┌─ RECORDED INFORMATION
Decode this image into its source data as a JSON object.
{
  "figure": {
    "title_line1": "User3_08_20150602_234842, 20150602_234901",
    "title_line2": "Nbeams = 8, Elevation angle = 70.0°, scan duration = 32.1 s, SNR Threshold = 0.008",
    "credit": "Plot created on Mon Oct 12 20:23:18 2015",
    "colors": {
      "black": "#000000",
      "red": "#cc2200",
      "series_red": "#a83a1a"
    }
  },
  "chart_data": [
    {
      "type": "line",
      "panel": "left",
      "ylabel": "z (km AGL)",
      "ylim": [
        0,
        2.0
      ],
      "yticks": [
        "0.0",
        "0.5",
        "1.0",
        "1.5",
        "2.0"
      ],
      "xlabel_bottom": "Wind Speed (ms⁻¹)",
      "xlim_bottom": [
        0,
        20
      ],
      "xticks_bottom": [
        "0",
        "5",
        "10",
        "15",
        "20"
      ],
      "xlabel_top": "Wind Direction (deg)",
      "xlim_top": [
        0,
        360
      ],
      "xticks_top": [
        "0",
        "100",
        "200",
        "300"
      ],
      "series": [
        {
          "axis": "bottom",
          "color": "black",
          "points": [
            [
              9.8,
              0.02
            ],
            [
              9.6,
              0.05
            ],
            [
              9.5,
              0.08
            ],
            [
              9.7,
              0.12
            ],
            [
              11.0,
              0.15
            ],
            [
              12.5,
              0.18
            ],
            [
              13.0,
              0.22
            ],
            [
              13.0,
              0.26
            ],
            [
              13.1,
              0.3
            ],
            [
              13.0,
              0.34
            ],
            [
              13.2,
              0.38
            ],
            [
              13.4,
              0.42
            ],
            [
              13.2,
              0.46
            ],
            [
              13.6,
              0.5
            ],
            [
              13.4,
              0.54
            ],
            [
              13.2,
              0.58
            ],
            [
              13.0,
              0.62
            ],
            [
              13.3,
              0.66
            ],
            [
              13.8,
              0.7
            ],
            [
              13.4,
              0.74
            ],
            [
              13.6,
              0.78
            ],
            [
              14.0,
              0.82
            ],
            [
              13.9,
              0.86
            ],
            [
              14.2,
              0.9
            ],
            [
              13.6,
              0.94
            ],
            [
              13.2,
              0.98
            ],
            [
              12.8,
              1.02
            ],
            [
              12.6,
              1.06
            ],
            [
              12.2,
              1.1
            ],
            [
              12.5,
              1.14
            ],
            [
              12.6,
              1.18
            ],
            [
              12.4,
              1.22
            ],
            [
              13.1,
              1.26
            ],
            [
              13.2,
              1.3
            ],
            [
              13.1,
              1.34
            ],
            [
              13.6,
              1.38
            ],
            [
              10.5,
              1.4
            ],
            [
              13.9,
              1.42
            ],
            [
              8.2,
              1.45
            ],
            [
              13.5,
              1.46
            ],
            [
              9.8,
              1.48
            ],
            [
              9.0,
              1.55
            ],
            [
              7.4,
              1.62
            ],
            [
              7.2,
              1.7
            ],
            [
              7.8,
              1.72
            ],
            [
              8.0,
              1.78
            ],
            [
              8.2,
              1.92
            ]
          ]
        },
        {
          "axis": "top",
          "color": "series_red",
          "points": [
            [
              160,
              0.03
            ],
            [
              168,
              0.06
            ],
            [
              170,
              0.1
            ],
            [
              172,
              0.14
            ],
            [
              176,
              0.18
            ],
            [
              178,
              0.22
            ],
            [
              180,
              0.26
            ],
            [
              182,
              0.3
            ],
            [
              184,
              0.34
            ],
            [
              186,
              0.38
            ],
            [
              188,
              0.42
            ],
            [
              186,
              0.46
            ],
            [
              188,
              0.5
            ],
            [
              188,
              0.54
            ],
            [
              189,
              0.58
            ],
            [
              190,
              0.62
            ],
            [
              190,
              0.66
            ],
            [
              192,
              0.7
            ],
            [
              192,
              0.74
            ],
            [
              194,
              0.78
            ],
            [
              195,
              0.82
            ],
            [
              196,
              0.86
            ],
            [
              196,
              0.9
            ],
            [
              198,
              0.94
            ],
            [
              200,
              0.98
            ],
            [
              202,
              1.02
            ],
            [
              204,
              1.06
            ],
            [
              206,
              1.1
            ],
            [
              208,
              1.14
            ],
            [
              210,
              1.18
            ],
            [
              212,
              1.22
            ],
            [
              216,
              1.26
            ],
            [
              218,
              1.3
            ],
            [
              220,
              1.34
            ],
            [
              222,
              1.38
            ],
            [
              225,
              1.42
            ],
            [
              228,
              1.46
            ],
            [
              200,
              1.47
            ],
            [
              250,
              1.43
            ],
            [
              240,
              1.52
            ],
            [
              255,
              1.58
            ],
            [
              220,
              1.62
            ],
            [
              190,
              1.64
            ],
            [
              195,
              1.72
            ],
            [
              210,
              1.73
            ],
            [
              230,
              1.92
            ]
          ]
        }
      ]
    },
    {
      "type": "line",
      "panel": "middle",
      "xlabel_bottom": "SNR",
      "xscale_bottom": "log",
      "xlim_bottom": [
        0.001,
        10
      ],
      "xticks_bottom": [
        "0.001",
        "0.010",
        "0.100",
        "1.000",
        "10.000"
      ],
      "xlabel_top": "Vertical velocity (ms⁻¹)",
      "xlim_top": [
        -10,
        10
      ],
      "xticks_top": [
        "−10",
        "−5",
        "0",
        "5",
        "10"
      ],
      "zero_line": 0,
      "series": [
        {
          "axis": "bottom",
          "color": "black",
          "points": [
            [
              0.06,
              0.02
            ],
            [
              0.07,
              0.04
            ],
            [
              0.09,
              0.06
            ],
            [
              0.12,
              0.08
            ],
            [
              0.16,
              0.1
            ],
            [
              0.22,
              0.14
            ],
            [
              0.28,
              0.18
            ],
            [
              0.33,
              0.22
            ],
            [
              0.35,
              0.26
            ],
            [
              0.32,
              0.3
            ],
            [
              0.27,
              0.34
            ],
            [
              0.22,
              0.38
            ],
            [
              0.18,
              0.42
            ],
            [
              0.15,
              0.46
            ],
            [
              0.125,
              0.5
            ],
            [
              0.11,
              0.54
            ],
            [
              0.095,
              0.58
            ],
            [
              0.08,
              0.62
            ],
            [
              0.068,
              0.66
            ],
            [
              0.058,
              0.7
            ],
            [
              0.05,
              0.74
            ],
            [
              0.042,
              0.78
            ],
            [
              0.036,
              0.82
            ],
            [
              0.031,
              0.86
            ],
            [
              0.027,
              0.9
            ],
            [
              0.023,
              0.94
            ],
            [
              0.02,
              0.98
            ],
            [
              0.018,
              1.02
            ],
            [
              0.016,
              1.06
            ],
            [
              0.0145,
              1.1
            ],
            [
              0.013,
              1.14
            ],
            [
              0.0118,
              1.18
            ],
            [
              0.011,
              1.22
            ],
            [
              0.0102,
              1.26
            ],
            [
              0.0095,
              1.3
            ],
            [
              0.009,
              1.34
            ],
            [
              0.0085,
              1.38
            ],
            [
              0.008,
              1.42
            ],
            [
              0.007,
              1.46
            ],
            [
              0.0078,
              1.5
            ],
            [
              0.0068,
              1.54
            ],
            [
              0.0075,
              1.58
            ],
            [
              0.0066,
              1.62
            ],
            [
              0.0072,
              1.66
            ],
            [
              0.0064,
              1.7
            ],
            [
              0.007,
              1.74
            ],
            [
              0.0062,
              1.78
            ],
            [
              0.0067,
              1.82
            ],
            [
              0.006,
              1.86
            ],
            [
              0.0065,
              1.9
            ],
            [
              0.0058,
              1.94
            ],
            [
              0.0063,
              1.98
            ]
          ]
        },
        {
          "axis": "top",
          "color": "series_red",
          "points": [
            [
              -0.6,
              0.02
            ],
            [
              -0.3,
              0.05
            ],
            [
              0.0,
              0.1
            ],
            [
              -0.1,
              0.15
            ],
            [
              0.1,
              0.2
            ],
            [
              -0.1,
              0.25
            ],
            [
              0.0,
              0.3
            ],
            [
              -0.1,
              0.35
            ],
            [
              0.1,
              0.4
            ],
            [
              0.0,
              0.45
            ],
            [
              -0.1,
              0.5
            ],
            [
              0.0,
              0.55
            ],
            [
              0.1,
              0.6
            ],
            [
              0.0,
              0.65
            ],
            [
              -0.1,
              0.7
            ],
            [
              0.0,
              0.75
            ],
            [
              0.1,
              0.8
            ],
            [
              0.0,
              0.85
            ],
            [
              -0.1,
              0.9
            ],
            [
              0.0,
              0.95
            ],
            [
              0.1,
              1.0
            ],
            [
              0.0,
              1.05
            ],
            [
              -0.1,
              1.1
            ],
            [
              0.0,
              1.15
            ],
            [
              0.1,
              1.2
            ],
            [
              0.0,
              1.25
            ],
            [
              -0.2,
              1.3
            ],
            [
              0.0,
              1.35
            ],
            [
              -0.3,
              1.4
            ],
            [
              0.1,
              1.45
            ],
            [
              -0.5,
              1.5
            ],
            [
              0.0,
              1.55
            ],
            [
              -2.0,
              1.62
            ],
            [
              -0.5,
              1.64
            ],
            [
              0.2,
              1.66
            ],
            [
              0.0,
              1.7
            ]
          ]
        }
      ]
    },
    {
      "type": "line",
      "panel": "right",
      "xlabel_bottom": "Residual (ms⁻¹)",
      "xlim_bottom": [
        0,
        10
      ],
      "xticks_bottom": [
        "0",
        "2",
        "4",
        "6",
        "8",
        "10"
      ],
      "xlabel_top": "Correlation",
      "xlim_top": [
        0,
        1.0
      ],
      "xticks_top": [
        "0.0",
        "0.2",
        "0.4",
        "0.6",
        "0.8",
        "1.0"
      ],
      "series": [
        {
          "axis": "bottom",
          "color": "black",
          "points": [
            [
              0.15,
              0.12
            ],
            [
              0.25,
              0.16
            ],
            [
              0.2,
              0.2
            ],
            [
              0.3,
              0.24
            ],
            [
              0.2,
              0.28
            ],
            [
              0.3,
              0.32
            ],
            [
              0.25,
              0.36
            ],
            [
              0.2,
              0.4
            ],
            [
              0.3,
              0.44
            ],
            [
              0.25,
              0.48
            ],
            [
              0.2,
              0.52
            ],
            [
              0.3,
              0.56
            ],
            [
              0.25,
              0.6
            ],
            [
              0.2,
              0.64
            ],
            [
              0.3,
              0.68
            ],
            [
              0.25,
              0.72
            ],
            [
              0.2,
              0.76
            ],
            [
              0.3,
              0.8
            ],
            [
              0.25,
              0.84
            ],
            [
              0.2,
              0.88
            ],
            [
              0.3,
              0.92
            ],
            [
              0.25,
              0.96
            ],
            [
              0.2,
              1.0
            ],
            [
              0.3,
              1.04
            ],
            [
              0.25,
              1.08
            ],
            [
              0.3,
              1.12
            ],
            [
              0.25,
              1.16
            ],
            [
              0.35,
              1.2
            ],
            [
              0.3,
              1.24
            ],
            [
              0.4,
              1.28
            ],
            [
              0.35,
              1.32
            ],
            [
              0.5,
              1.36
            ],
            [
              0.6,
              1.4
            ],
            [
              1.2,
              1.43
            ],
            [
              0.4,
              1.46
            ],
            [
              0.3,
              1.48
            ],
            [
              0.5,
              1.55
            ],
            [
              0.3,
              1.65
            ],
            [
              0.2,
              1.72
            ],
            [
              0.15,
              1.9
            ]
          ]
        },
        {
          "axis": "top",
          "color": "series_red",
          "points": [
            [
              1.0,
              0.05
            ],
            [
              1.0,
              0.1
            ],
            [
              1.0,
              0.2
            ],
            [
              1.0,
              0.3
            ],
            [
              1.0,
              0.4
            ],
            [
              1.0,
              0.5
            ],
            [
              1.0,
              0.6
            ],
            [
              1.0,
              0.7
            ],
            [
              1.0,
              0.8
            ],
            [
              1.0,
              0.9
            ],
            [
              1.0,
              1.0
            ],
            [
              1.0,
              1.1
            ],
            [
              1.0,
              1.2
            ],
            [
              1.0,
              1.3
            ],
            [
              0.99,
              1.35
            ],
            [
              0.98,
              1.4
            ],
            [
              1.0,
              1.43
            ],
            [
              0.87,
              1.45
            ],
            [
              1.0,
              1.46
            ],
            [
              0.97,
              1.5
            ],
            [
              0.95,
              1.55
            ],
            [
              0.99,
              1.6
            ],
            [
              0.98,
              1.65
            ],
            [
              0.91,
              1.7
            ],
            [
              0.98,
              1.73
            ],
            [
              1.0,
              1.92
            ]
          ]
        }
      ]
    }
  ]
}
└─
→ WHAT IS REQUIRED:
Look through the data and show every line containing "panel".

→ COMPLETE ANSWER:
      "panel": "left",
      "panel": "middle",
      "panel": "right",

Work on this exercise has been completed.